-- Data to process --

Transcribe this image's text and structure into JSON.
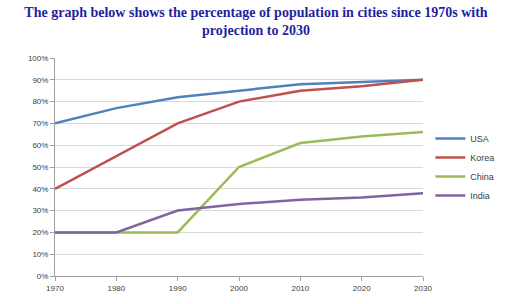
{
  "chart_data": {
    "type": "line",
    "title": "The graph below shows the percentage of population in cities since 1970s with projection to 2030",
    "categories": [
      "1970",
      "1980",
      "1990",
      "2000",
      "2010",
      "2020",
      "2030"
    ],
    "series": [
      {
        "name": "USA",
        "color": "#4f81bd",
        "values": [
          70,
          77,
          82,
          85,
          88,
          89,
          90
        ]
      },
      {
        "name": "Korea",
        "color": "#c0504d",
        "values": [
          40,
          55,
          70,
          80,
          85,
          87,
          90
        ]
      },
      {
        "name": "China",
        "color": "#9bbb59",
        "values": [
          20,
          20,
          20,
          50,
          61,
          64,
          66
        ]
      },
      {
        "name": "India",
        "color": "#8064a2",
        "values": [
          20,
          20,
          30,
          33,
          35,
          36,
          38
        ]
      }
    ],
    "ylim": [
      0,
      100
    ],
    "yticks": [
      {
        "value": 0,
        "label": "0%"
      },
      {
        "value": 10,
        "label": "10%"
      },
      {
        "value": 20,
        "label": "20%"
      },
      {
        "value": 30,
        "label": "30%"
      },
      {
        "value": 40,
        "label": "40%"
      },
      {
        "value": 50,
        "label": "50%"
      },
      {
        "value": 60,
        "label": "60%"
      },
      {
        "value": 70,
        "label": "70%"
      },
      {
        "value": 80,
        "label": "80%"
      },
      {
        "value": 90,
        "label": "90%"
      },
      {
        "value": 100,
        "label": "100%"
      }
    ],
    "grid": true,
    "legend": "right"
  }
}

-- Exercise description --
Look over the material above and show each line where "color" appears.

-- Expected answer --
        "color": "#4f81bd",
        "color": "#c0504d",
        "color": "#9bbb59",
        "color": "#8064a2",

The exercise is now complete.